• Aim of the exercise:
Reproduce the data exactly and drop any pictures it holds.
>> BEGIN Supplied material
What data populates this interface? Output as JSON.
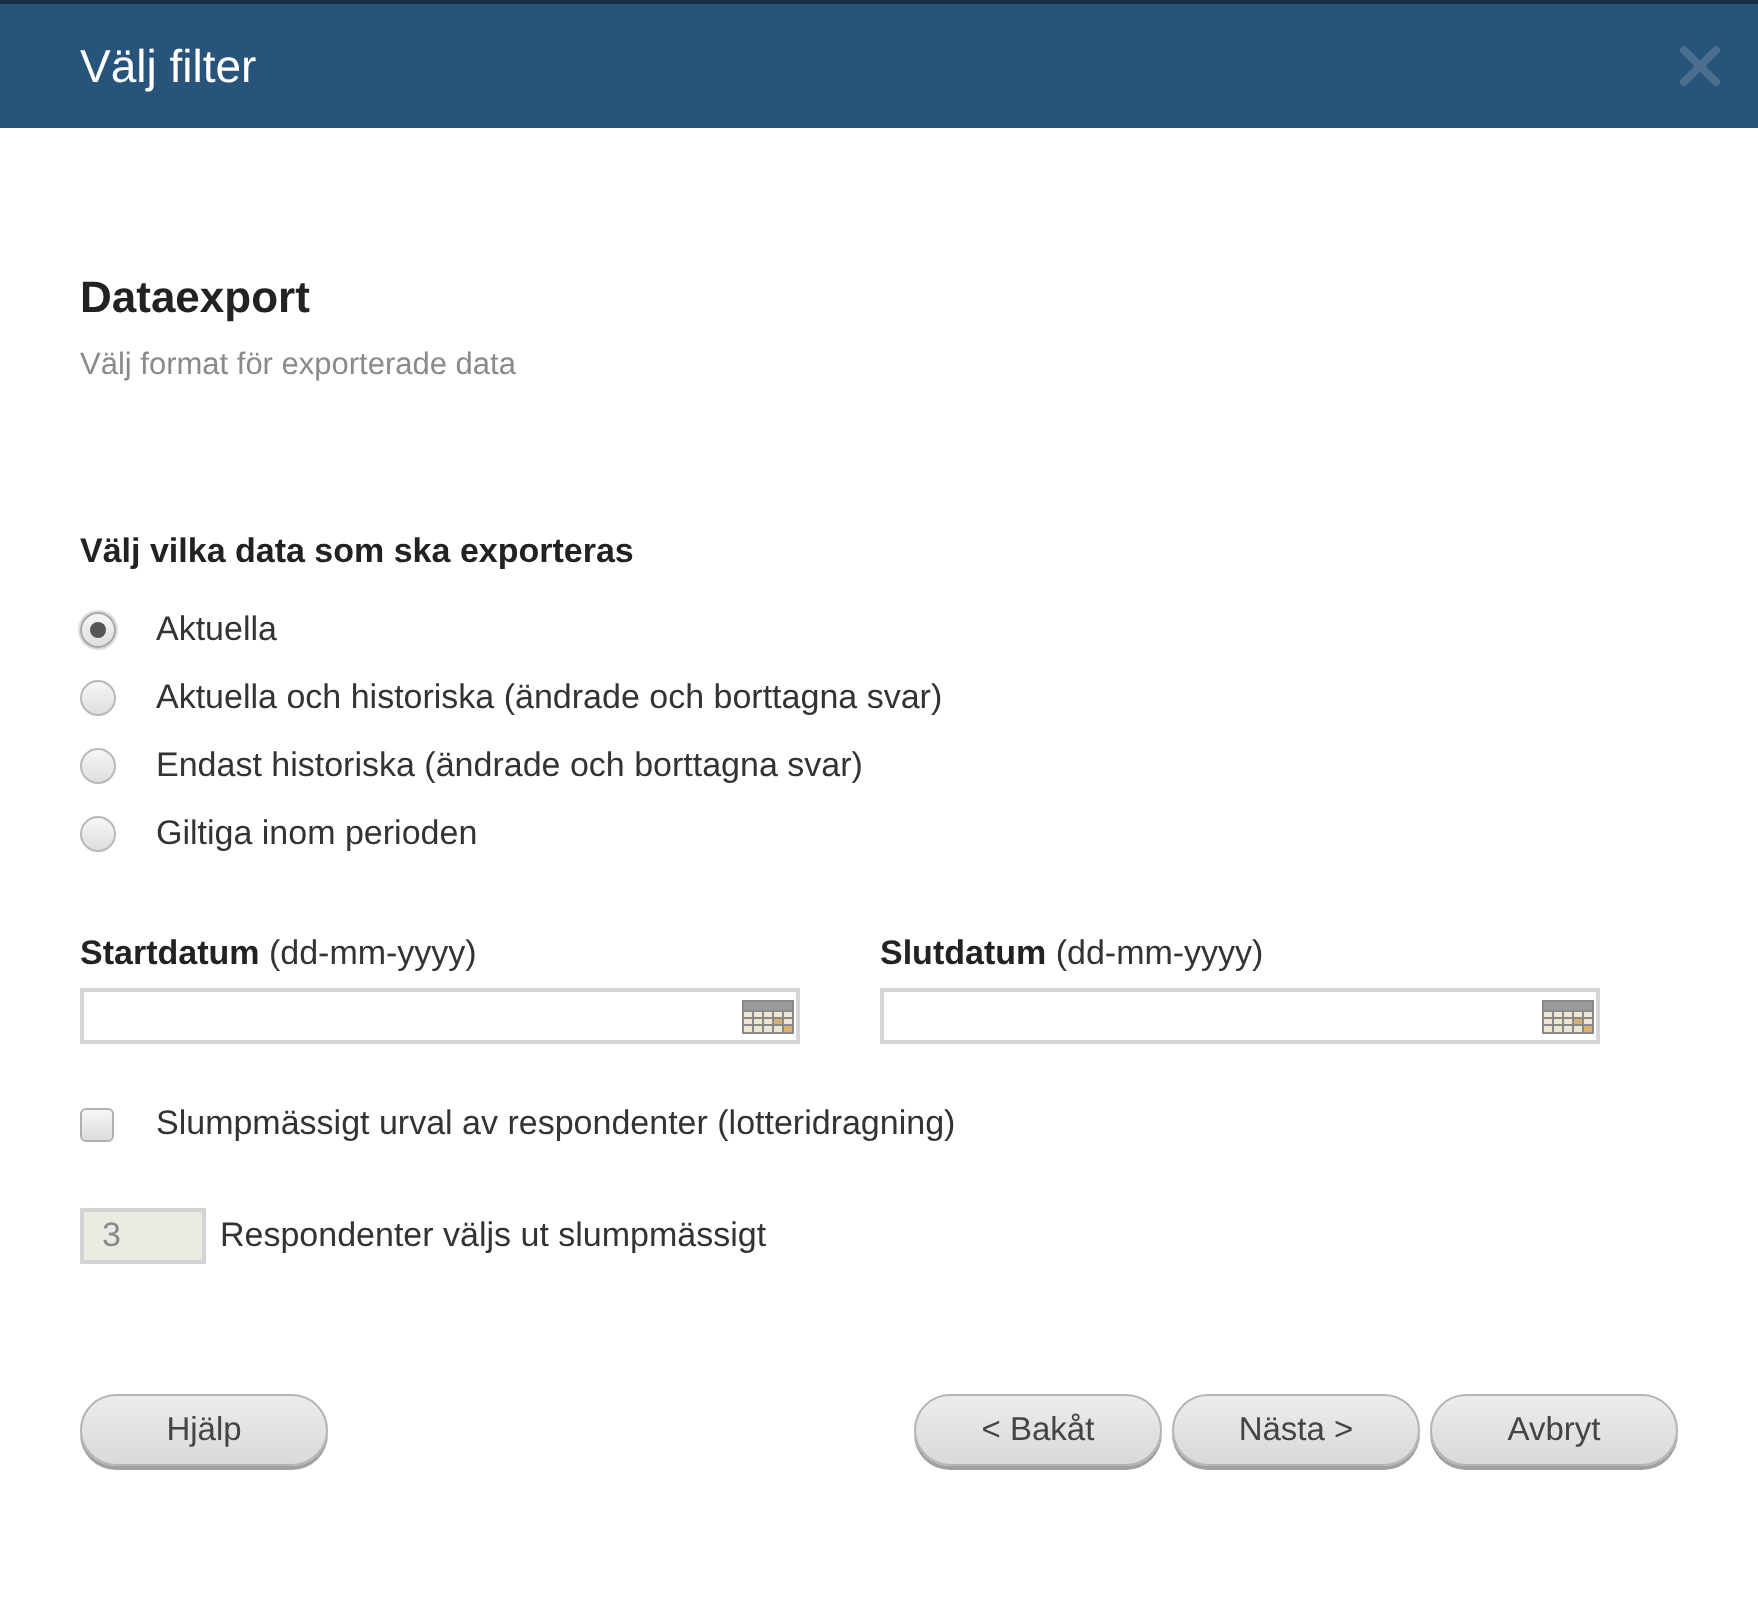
{
  "dialog": {
    "title": "Välj filter"
  },
  "section": {
    "heading": "Dataexport",
    "subtitle": "Välj format för exporterade data"
  },
  "export_choice": {
    "label": "Välj vilka data som ska exporteras",
    "options": [
      {
        "label": "Aktuella",
        "selected": true
      },
      {
        "label": "Aktuella och historiska (ändrade och borttagna svar)",
        "selected": false
      },
      {
        "label": "Endast historiska (ändrade och borttagna svar)",
        "selected": false
      },
      {
        "label": "Giltiga inom perioden",
        "selected": false
      }
    ]
  },
  "date_fields": [
    {
      "label": "**Startdatum** (dd-mm-yyyy)"
    },
    {
      "label": "**Slutdatum** (dd-mm-yyyy)"
    }
  ],
  "random_sample": {
    "label": "Slumpmässigt urval av respondenter (lotteridragning)",
    "checked": false
  },
  "respondent_count": {
    "value": "3",
    "label": "Respondenter väljs ut slumpmässigt",
    "disabled": true
  },
  "buttons": [
    {
      "label": "Hjälp",
      "kind": "help"
    },
    {
      "label": "< Bakåt",
      "kind": "nav"
    },
    {
      "label": "Nästa >",
      "kind": "nav"
    },
    {
      "label": "Avbryt",
      "kind": "nav"
    }
  ]
}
>> END Supplied material
• Task solution:
What data populates this interface? Output as JSON.
{
  "dialog": {
    "title": "Välj filter"
  },
  "section": {
    "heading": "Dataexport",
    "subtitle": "Välj format för exporterade data"
  },
  "export_choice": {
    "label": "Välj vilka data som ska exporteras",
    "options": [
      {
        "label": "Aktuella",
        "selected": true
      },
      {
        "label": "Aktuella och historiska (ändrade och borttagna svar)",
        "selected": false
      },
      {
        "label": "Endast historiska (ändrade och borttagna svar)",
        "selected": false
      },
      {
        "label": "Giltiga inom perioden",
        "selected": false
      }
    ]
  },
  "date_fields": [
    {
      "label": "**Startdatum** (dd-mm-yyyy)"
    },
    {
      "label": "**Slutdatum** (dd-mm-yyyy)"
    }
  ],
  "random_sample": {
    "label": "Slumpmässigt urval av respondenter (lotteridragning)",
    "checked": false
  },
  "respondent_count": {
    "value": "3",
    "label": "Respondenter väljs ut slumpmässigt",
    "disabled": true
  },
  "buttons": [
    {
      "label": "Hjälp",
      "kind": "help"
    },
    {
      "label": "< Bakåt",
      "kind": "nav"
    },
    {
      "label": "Nästa >",
      "kind": "nav"
    },
    {
      "label": "Avbryt",
      "kind": "nav"
    }
  ]
}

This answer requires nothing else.